** TEXTO **
Quem me acompanha no twitter já sabe, mas caso você não acompanhe eu falo aqui: eu sou professor de Geografia. Já devo ter comentado isso no blog, mas não me dei ao trabalho de procurar. E se eu procurar, desisto de escrever este post.

E, cara, já vi muita besteira nesse pouco tempo que tenho de carreira. Vi alunos muito inteligentes, vi alunos com sérios problemas de aprendizagem e vi muitos que são iguais ao que eu era: a turma do meio. A turma do meio, para quem não sabe, é aquela que consegue ser 50% inteligentes e 50% bagunceiros.

Também vi o quanto o governo conseguiu estragar o ensino. Antes os professores tinham a liberdade com relação ao conteúdo a ser ensinado. Há diretrizes do que deve ser ensinado a cada série. Não tem como ensinar logaritmos a uma classe de 5º série, claro. Mas os professores podiam decidir a sequência a ser ensinada. Hoje é diferente.

Uma das diferenças é que o governo de SP envia uma apostila que o professor deve usar. Obrigatoriamente. E aí dele se atrasar. Só que ele não envia todas as apostilas que serão usadas. O volume 1 vem no primeiro bimestre, o 2 volume no segundo bimestre e assim vai. Isso quando vem, claro. Aí você tem que seguir o roteiro que o governo definiu.

** MATERIAL LISTADO **
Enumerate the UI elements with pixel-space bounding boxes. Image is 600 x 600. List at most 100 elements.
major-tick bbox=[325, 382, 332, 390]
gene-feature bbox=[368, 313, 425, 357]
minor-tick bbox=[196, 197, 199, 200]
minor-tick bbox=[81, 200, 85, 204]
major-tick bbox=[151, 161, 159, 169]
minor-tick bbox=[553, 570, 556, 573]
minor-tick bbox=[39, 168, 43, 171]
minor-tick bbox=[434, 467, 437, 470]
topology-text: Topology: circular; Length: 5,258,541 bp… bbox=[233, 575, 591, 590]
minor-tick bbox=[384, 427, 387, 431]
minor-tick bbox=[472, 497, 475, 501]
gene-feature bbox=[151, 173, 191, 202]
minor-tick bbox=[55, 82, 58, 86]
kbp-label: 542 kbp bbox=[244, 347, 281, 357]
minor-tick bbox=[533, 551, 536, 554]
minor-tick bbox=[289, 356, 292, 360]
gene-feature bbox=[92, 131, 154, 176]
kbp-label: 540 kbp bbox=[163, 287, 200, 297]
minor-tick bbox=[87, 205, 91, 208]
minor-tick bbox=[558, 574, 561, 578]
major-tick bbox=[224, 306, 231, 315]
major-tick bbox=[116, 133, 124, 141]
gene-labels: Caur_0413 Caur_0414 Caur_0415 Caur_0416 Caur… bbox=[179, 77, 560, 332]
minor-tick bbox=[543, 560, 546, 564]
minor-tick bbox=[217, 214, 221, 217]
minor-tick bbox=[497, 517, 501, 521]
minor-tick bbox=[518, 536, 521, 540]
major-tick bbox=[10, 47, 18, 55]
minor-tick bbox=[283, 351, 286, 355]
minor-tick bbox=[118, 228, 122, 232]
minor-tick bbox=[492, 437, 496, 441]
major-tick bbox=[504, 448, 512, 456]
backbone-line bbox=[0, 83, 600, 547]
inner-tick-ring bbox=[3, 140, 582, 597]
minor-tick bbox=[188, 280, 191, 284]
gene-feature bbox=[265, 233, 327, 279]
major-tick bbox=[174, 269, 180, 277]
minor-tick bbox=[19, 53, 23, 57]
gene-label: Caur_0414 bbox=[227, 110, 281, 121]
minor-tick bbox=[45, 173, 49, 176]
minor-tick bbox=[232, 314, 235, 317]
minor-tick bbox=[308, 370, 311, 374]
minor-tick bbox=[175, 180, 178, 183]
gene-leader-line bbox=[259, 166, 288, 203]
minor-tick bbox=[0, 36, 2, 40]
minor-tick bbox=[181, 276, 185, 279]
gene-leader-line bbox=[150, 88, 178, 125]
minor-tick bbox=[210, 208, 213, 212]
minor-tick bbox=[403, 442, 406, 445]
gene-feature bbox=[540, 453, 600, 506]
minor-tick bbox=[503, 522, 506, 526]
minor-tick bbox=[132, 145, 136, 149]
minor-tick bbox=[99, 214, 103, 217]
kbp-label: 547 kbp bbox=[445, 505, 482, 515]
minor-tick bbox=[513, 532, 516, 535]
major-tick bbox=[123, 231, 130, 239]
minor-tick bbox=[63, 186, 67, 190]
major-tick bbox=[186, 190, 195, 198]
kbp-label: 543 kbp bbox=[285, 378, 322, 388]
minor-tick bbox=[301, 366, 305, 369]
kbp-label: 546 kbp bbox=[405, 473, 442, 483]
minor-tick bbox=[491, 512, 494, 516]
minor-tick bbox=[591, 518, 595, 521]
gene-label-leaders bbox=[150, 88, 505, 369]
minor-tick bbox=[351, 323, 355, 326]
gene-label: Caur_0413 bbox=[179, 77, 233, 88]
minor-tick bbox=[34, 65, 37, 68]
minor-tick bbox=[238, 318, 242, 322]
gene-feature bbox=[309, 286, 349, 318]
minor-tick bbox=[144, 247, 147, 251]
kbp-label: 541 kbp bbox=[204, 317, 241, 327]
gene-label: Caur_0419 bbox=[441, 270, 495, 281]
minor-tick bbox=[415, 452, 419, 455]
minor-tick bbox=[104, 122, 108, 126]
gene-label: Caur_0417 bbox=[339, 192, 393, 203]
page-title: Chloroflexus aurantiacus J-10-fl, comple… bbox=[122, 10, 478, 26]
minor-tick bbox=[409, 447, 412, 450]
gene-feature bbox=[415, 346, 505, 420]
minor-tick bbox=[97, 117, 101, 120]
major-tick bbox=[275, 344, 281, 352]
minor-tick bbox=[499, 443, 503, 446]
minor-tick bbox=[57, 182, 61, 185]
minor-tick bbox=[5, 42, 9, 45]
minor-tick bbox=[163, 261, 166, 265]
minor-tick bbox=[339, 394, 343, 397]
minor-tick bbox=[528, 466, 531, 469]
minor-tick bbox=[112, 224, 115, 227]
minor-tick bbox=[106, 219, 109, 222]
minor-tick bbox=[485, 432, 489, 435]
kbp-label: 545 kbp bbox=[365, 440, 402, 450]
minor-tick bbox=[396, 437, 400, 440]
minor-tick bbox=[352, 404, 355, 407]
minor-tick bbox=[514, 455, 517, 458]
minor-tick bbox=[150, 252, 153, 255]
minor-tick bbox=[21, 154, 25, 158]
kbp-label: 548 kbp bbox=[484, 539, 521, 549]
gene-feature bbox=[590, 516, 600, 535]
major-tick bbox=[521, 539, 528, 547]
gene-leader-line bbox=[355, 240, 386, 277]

** INSTRUÇÕES DA TAREFA **
Escreva a continuação do texto sobre o ensino e as apostilas do governo, começando logo após a última frase apresentada.

** RESPOSTA **
Um exemplo: a um determinado ponto da apostila ele pede para trabalhar com os alunos a noção de escala. Só que primeiro ele dá uns exercicios chatos, só depois ele vem trabalhar o básico. É como se primeiro você aprendesse a recitar Shakespeare para depois aprender o ABC.

Claro que algumas vezes o governo acerta. Um deles é distribuir livros, de acordo com a faixa etária. Eu achei isso muito bom, e até ajuda os professores a trabalharem com esses livros. E tem muitos livros bons: Arthur Conan Doyle, Manuel Bandeira, João Cabral de Melo Neto e outros que não lembro, no momento.

E no meio desses livros há O Cem Melhores Contos Brasileiros do Século.

Essa coletânea, feita pelo professor Ítalo Moriconi, é realmente uma ótima coletânea. Não excelente, porque toda coletânea é injusta. E esse livro foi distribuído para os alunos do último ano do ensino médio. Qual o porém? No meio da coletânea há o conto “Obscenidades para uma dona de casa”, do Ignácio de Loyola Brandão.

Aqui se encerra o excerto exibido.